## GIVEN INSTRUCTION
Rewrite the material from the line containing "pion-point [841, 622, 850, 630]" through the line containing "pion-point [280, 789, 289, 797]", swapping "ghost-point" for "phantom-point" and leaving all else untouched.
*** ENTRIES SUPPLIED ***
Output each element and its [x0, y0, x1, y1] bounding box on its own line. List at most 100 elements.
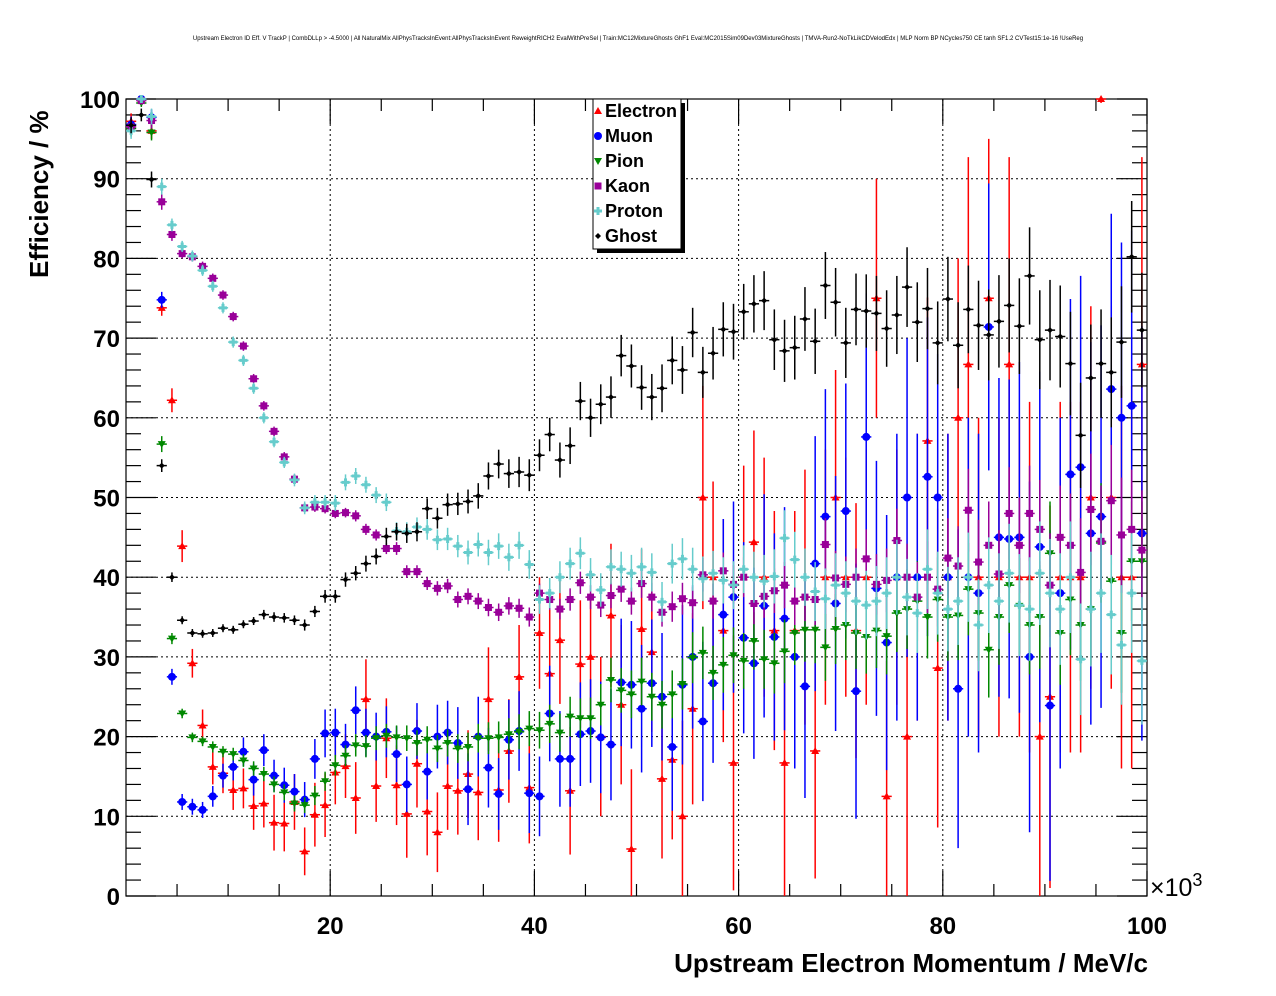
pion-point [841, 622, 850, 630]
muon-point [167, 672, 176, 681]
ghost-point [536, 452, 543, 459]
ghost-point [597, 401, 604, 408]
kaon-point [505, 602, 513, 610]
kaon-point [178, 250, 186, 258]
ghost-point [750, 300, 757, 307]
electron-point [1097, 95, 1106, 102]
muon-point [249, 775, 258, 784]
pion-point [280, 789, 289, 797]
ghost-point [761, 297, 768, 304]
pion-point [678, 680, 687, 688]
pion-point [188, 734, 197, 742]
proton-point [964, 573, 973, 582]
muon-point [852, 687, 861, 696]
kaon-point [158, 198, 166, 206]
pion-point [627, 691, 636, 699]
pion-point [249, 765, 258, 773]
proton-point [423, 525, 432, 534]
pion-point [321, 778, 330, 786]
ghost-point [628, 362, 635, 369]
ghost-point [240, 621, 247, 628]
y-axis-title: Efficiency / % [24, 110, 54, 278]
ghost-point [1108, 369, 1115, 376]
ghost-point [1087, 374, 1094, 381]
proton-point [688, 565, 697, 574]
ghost-point [985, 331, 992, 338]
electron-point [749, 538, 758, 546]
proton-legend-icon [594, 207, 602, 215]
kaon-point [781, 581, 789, 589]
kaon-point [423, 580, 431, 588]
ghost-point [556, 457, 563, 464]
muon-point [719, 610, 728, 619]
ghost-point [577, 398, 584, 405]
ghost-point [322, 593, 329, 600]
ghost-point [1098, 360, 1105, 367]
electron-point [515, 672, 524, 680]
ghost-point [475, 492, 482, 499]
y-tick-label: 20 [93, 725, 120, 752]
legend-item-proton: Proton [594, 201, 663, 221]
electron-point [300, 847, 309, 855]
muon-point [923, 472, 932, 481]
proton-point [259, 413, 268, 422]
legend-item-pion: Pion [594, 151, 644, 171]
pion-point [208, 743, 217, 751]
muon-point [954, 684, 963, 693]
proton-point [198, 266, 207, 275]
electron-point [606, 611, 615, 619]
ghost-point [730, 328, 737, 335]
proton-point [178, 242, 187, 251]
pion-point [831, 626, 840, 634]
ghost-point [373, 553, 380, 560]
proton-point [647, 568, 656, 577]
muon-point [341, 740, 350, 749]
x-tick-labels: 20 40 60 80 100 [317, 913, 1167, 940]
pion-point [504, 731, 513, 739]
ghost-point [271, 614, 278, 621]
kaon-point [1005, 509, 1013, 517]
proton-point [464, 548, 473, 557]
x-tick-label: 60 [725, 913, 752, 940]
proton-point [433, 535, 442, 544]
pion-point [433, 745, 442, 753]
proton-point [1025, 605, 1034, 614]
legend-item-electron: Electron [594, 101, 677, 121]
proton-point [586, 570, 595, 579]
ghost-point [832, 299, 839, 306]
ghost-point [904, 284, 911, 291]
electron-point [627, 844, 636, 852]
ghost-point [199, 630, 206, 637]
ghost-point [1016, 323, 1023, 330]
proton-point [1097, 589, 1106, 598]
electron-point [678, 812, 687, 820]
y-tick-labels: 0 10 20 30 40 50 60 70 80 90 100 [80, 87, 120, 911]
y-tick-label: 50 [93, 486, 120, 513]
muon-point [841, 507, 850, 516]
pion-point [382, 732, 391, 740]
pion-point [525, 725, 534, 733]
muon-point [668, 742, 677, 751]
electron-point [239, 784, 248, 792]
proton-point [749, 573, 758, 582]
muon-point [423, 767, 432, 776]
ghost-point [413, 528, 420, 535]
pion-point [617, 687, 626, 695]
pion-point [218, 748, 227, 756]
pion-point [372, 735, 381, 743]
proton-point [188, 252, 197, 261]
kaon-point [617, 585, 625, 593]
kaon-point [576, 579, 584, 587]
muon-legend-icon [594, 132, 602, 140]
x-multiplier: ×103 [1150, 870, 1202, 902]
kaon-point [791, 597, 799, 605]
axis-ticks [126, 98, 1148, 897]
kaon-point [566, 596, 574, 604]
ghost-point [485, 472, 492, 479]
proton-point [943, 605, 952, 614]
proton-point [739, 565, 748, 574]
electron-point [586, 652, 595, 660]
proton-point [780, 534, 789, 543]
ghost-point [801, 315, 808, 322]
***
## THE RESPONSE
pion-point [841, 622, 850, 630]
muon-point [167, 672, 176, 681]
phantom-point [536, 452, 543, 459]
phantom-point [597, 401, 604, 408]
kaon-point [505, 602, 513, 610]
kaon-point [178, 250, 186, 258]
phantom-point [750, 300, 757, 307]
electron-point [1097, 95, 1106, 102]
muon-point [249, 775, 258, 784]
pion-point [280, 789, 289, 797]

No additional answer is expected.